** TASK GOAL **
Only the number is wanted: how many lines in the data contain "shown"?

** EXCERPTED DATA **
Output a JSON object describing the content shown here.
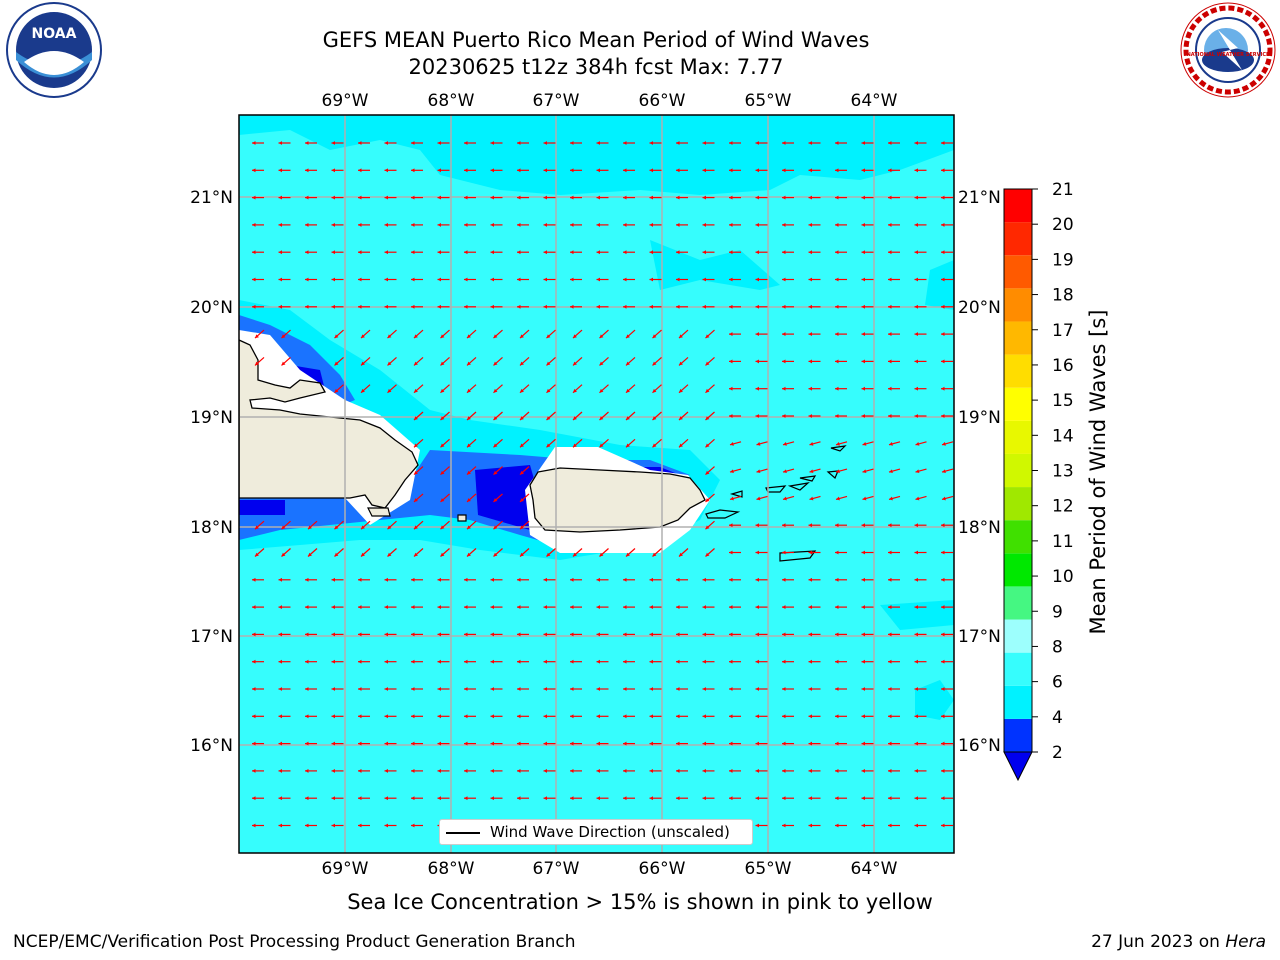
{
  "header": {
    "title_line1": "GEFS MEAN Puerto Rico Mean Period of Wind Waves",
    "title_line2": "20230625 t12z 384h fcst   Max: 7.77"
  },
  "logos": {
    "left": "noaa-logo",
    "right": "national-weather-service-logo",
    "left_text": "NOAA",
    "right_text": "NATIONAL WEATHER SERVICE"
  },
  "map": {
    "longitude_labels": [
      "69°W",
      "68°W",
      "67°W",
      "66°W",
      "65°W",
      "64°W"
    ],
    "latitude_labels": [
      "21°N",
      "20°N",
      "19°N",
      "18°N",
      "17°N",
      "16°N"
    ],
    "legend_label": "Wind Wave Direction (unscaled)",
    "arrow_color": "#ff0000",
    "land_color": "#efecdc",
    "gridline_color": "#b0b0b0",
    "wind_direction": "from east (arrows point west)"
  },
  "colorbar": {
    "title": "Mean Period of Wind Waves [s]",
    "ticks": [
      "2",
      "4",
      "6",
      "8",
      "9",
      "10",
      "11",
      "12",
      "13",
      "14",
      "15",
      "16",
      "17",
      "18",
      "19",
      "20",
      "21"
    ],
    "colors": [
      "#0033ff",
      "#00f2ff",
      "#36fdfd",
      "#9dfffd",
      "#45f782",
      "#00e800",
      "#40e000",
      "#a0e800",
      "#d0f800",
      "#e8f800",
      "#ffff00",
      "#ffdd00",
      "#ffb800",
      "#ff8c00",
      "#ff5a00",
      "#ff2800",
      "#ff0000"
    ],
    "below_color": "#0000ee"
  },
  "chart_data": {
    "type": "heatmap",
    "title": "GEFS MEAN Puerto Rico Mean Period of Wind Waves",
    "subtitle": "20230625 t12z 384h fcst   Max: 7.77",
    "variable": "Mean Period of Wind Waves [s]",
    "max_value": 7.77,
    "lon_range": [
      -70,
      -63.3
    ],
    "lat_range": [
      15,
      21.75
    ],
    "colorbar_range": [
      2,
      21
    ],
    "grid": true
  },
  "footer": {
    "note": "Sea Ice Concentration > 15% is shown in pink to yellow",
    "left": "NCEP/EMC/Verification Post Processing Product Generation Branch",
    "date": "27 Jun 2023 on ",
    "host": "Hera"
  }
}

** ANSWER TO THIS PROBLEM **
2